What the task asks -> What follows is a listing; give it again exactly, in its entirety.

Provided records ->
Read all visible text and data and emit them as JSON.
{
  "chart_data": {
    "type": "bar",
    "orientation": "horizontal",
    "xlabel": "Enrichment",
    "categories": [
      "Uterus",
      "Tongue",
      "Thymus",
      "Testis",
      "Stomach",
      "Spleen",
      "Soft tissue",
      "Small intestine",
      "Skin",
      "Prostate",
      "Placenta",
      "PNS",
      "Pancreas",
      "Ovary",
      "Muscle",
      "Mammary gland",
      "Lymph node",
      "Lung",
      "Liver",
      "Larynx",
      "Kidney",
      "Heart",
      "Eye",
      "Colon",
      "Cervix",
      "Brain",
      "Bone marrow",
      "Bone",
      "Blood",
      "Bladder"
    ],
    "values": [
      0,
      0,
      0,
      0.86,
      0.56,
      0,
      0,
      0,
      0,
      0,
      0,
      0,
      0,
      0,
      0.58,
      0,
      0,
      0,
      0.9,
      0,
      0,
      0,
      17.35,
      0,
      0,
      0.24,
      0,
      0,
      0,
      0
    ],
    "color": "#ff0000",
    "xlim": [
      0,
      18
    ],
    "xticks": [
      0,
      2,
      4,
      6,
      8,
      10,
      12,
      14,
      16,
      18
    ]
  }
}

Answer to the task ->
Read all visible text and data and emit them as JSON.
{
  "chart_data": {
    "type": "bar",
    "orientation": "horizontal",
    "xlabel": "Enrichment",
    "categories": [
      "Uterus",
      "Tongue",
      "Thymus",
      "Testis",
      "Stomach",
      "Spleen",
      "Soft tissue",
      "Small intestine",
      "Skin",
      "Prostate",
      "Placenta",
      "PNS",
      "Pancreas",
      "Ovary",
      "Muscle",
      "Mammary gland",
      "Lymph node",
      "Lung",
      "Liver",
      "Larynx",
      "Kidney",
      "Heart",
      "Eye",
      "Colon",
      "Cervix",
      "Brain",
      "Bone marrow",
      "Bone",
      "Blood",
      "Bladder"
    ],
    "values": [
      0,
      0,
      0,
      0.86,
      0.56,
      0,
      0,
      0,
      0,
      0,
      0,
      0,
      0,
      0,
      0.58,
      0,
      0,
      0,
      0.9,
      0,
      0,
      0,
      17.35,
      0,
      0,
      0.24,
      0,
      0,
      0,
      0
    ],
    "color": "#ff0000",
    "xlim": [
      0,
      18
    ],
    "xticks": [
      0,
      2,
      4,
      6,
      8,
      10,
      12,
      14,
      16,
      18
    ]
  }
}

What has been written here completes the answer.